TASK TO CARRY OUT:
Every line that contains the word "它是闪亮的" should be copied out.
— begin RECORDS SUPPLIED —
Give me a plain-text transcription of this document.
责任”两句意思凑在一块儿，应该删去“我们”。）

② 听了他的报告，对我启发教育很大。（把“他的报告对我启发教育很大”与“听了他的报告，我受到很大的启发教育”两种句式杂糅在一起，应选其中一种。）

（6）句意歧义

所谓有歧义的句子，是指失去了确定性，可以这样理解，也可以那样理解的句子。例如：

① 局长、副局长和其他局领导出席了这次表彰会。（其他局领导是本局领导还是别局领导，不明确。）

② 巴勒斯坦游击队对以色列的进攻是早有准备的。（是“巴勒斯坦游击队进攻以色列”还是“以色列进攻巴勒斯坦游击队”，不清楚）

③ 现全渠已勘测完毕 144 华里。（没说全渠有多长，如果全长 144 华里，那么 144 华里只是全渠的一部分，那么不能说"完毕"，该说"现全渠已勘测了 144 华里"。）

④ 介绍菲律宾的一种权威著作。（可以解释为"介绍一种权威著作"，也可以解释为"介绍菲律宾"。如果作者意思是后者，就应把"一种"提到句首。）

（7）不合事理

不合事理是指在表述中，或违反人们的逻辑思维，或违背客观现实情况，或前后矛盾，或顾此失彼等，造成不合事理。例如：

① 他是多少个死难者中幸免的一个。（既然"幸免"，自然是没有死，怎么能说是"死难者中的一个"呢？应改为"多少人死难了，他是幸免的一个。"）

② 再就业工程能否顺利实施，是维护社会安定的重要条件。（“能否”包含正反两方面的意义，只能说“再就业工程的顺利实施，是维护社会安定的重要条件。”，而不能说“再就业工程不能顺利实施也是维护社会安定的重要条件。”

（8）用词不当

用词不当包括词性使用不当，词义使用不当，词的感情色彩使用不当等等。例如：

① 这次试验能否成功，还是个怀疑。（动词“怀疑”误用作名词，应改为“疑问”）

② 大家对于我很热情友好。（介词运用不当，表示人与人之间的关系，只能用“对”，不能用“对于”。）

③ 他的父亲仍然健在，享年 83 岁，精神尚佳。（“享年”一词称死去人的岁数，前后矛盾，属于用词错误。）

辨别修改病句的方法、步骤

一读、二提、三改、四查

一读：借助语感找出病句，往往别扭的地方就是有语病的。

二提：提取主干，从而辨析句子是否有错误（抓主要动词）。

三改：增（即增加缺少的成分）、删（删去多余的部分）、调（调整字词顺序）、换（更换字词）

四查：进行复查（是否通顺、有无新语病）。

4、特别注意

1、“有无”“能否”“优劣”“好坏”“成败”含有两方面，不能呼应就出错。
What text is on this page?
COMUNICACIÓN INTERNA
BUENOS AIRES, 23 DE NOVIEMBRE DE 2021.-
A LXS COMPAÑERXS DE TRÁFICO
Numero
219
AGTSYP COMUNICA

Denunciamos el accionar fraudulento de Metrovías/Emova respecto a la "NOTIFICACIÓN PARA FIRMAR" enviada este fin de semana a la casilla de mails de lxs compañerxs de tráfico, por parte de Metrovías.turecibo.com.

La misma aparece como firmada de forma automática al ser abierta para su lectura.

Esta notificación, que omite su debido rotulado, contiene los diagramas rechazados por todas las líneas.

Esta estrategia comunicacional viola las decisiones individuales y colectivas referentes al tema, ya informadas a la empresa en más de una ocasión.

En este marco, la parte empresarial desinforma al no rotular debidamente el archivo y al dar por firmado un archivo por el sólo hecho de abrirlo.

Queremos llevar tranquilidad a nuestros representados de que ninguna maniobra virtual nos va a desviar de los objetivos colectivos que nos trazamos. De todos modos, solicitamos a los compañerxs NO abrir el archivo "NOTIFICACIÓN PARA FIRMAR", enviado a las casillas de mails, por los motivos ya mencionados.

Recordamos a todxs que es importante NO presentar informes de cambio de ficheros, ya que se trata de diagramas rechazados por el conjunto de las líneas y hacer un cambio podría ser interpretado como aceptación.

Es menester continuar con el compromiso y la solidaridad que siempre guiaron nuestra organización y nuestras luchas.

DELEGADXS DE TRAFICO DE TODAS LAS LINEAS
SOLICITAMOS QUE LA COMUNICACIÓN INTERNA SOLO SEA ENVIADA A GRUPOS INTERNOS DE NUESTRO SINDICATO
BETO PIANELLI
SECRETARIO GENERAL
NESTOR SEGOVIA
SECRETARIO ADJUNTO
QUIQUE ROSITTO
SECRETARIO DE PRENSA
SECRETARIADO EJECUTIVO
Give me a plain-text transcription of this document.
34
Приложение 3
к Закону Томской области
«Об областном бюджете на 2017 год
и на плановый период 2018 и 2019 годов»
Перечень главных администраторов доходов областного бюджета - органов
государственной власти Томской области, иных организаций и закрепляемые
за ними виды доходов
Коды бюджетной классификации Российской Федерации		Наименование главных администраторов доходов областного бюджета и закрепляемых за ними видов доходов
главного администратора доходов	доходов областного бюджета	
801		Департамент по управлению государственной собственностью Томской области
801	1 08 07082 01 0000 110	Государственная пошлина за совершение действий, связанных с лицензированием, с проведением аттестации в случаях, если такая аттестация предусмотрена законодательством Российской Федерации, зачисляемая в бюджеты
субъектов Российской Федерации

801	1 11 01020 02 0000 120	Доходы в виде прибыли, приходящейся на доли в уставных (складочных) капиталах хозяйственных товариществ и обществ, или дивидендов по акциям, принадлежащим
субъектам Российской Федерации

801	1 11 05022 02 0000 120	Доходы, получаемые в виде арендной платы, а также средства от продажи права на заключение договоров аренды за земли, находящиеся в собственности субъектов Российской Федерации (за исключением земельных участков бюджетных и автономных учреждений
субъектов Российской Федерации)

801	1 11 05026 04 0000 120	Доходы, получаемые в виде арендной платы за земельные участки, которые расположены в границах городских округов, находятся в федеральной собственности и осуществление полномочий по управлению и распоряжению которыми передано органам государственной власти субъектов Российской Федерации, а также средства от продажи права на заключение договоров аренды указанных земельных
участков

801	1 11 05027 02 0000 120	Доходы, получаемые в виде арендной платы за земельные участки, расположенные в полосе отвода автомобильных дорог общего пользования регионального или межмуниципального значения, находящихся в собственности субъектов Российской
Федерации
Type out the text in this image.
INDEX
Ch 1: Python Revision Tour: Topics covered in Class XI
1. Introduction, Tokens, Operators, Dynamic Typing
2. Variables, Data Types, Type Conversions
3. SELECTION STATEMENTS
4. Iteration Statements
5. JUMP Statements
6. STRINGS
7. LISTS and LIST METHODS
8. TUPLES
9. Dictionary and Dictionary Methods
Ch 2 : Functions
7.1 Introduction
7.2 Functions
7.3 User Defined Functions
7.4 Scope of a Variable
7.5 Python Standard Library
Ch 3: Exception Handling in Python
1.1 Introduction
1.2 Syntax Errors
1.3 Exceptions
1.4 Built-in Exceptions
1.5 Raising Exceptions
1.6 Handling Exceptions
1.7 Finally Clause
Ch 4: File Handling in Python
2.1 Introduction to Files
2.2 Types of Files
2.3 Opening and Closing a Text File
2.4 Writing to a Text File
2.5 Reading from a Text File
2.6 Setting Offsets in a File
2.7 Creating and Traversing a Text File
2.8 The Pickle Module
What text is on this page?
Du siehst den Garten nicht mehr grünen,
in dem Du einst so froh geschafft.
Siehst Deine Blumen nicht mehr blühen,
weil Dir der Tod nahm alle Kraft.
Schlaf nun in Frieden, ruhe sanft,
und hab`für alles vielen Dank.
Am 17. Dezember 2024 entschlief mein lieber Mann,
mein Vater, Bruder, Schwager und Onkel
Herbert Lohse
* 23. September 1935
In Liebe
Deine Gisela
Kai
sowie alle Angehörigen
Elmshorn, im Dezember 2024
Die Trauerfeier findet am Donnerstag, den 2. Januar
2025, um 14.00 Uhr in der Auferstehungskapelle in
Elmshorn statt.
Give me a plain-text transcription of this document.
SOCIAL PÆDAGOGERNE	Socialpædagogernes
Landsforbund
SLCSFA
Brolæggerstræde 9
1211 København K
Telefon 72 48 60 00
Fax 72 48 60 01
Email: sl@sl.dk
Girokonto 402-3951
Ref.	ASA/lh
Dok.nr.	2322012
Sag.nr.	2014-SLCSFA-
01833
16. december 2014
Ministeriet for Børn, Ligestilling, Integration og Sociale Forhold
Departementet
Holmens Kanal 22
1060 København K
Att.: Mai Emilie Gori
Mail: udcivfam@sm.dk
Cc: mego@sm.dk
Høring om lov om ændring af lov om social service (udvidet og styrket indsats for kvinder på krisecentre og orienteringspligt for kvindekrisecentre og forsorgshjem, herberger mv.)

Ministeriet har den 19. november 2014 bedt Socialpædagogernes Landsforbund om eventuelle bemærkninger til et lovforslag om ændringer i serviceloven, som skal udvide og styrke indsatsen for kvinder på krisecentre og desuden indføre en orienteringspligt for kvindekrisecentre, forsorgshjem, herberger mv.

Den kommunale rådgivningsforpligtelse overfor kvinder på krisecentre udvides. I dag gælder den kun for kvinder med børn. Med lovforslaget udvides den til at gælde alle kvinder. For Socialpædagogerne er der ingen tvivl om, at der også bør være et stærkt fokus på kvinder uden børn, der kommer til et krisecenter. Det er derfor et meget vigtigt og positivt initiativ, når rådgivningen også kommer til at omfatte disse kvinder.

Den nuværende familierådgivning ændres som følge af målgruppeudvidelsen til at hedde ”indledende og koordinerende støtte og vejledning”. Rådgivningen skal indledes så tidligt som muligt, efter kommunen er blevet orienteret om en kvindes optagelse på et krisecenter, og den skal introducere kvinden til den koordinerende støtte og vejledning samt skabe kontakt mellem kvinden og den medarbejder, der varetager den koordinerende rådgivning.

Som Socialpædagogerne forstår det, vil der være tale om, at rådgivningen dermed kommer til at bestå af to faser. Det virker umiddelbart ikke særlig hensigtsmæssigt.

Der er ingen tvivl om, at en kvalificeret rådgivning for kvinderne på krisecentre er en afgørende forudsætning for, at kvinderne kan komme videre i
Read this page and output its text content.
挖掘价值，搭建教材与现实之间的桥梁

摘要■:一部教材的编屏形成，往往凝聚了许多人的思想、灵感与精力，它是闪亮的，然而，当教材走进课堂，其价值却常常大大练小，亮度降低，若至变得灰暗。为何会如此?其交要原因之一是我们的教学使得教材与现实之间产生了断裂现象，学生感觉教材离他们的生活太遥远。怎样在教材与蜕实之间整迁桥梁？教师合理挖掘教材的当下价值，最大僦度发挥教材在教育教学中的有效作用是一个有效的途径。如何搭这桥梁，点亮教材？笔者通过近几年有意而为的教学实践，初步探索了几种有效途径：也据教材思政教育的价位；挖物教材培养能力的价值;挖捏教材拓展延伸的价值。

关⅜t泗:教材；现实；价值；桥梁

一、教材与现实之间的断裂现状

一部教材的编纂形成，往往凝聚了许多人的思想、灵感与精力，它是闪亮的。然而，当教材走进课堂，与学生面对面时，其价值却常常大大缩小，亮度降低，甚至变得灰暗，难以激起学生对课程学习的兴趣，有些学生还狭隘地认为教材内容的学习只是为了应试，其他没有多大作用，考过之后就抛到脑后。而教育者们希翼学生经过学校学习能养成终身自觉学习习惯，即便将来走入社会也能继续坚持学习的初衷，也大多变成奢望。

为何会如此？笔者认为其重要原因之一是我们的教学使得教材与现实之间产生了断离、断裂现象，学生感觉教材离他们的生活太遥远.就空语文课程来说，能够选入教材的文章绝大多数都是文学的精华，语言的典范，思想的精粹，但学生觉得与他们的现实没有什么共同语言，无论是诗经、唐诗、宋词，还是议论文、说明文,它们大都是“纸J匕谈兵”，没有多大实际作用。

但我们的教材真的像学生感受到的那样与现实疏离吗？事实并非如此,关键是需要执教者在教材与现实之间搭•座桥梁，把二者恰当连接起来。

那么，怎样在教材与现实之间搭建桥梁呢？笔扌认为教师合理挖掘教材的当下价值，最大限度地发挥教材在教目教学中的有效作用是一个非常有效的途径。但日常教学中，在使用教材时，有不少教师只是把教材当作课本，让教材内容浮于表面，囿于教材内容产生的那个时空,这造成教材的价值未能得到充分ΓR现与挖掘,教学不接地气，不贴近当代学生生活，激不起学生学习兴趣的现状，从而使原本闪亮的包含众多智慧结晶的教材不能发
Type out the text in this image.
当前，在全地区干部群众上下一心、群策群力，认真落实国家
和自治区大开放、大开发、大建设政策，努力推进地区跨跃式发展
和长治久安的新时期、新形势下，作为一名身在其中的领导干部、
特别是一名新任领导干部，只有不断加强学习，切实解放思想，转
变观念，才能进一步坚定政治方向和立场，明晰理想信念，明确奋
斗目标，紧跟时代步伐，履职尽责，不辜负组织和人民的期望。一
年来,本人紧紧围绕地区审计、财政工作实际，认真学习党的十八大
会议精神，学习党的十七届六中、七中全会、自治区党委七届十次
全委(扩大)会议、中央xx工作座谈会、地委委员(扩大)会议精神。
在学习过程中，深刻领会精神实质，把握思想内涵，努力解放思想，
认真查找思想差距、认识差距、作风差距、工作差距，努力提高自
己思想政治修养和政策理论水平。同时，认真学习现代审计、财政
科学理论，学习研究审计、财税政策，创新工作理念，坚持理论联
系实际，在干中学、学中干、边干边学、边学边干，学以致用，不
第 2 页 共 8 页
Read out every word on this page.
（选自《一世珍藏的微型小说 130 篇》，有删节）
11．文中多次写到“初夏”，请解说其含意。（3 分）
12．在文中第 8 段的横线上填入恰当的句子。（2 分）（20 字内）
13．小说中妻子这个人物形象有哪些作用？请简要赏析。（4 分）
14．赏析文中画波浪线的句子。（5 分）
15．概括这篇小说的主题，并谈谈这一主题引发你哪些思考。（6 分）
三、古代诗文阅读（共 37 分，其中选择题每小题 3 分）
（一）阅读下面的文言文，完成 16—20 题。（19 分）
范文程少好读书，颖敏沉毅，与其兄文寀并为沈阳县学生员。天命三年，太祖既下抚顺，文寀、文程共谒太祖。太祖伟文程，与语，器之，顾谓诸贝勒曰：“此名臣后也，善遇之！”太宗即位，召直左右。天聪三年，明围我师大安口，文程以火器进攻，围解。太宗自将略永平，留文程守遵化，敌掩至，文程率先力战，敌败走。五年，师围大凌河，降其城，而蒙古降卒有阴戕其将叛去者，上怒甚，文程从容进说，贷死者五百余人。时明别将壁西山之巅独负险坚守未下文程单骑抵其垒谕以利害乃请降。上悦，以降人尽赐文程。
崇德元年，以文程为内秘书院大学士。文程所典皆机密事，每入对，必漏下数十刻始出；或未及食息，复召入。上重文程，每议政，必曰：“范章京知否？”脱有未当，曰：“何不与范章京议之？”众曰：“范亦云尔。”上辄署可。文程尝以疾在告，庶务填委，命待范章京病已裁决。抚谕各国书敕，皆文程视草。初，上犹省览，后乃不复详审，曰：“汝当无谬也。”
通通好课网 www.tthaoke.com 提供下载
— end RECORDS SUPPLIED —
RESPONSE:
摘要■:一部教材的编屏形成，往往凝聚了许多人的思想、灵感与精力，它是闪亮的，然而，当教材走进课堂，其价值却常常大大练小，亮度降低，若至变得灰暗。为何会如此?其交要原因之一是我们的教学使得教材与现实之间产生了断裂现象，学生感觉教材离他们的生活太遥远。怎样在教材与蜕实之间整迁桥梁？教师合理挖掘教材的当下价值，最大僦度发挥教材在教育教学中的有效作用是一个有效的途径。如何搭这桥梁，点亮教材？笔者通过近几年有意而为的教学实践，初步探索了几种有效途径：也据教材思政教育的价位；挖物教材培养能力的价值;挖捏教材拓展延伸的价值。
一部教材的编纂形成，往往凝聚了许多人的思想、灵感与精力，它是闪亮的。然而，当教材走进课堂，与学生面对面时，其价值却常常大大缩小，亮度降低，甚至变得灰暗，难以激起学生对课程学习的兴趣，有些学生还狭隘地认为教材内容的学习只是为了应试，其他没有多大作用，考过之后就抛到脑后。而教育者们希翼学生经过学校学习能养成终身自觉学习习惯，即便将来走入社会也能继续坚持学习的初衷，也大多变成奢望。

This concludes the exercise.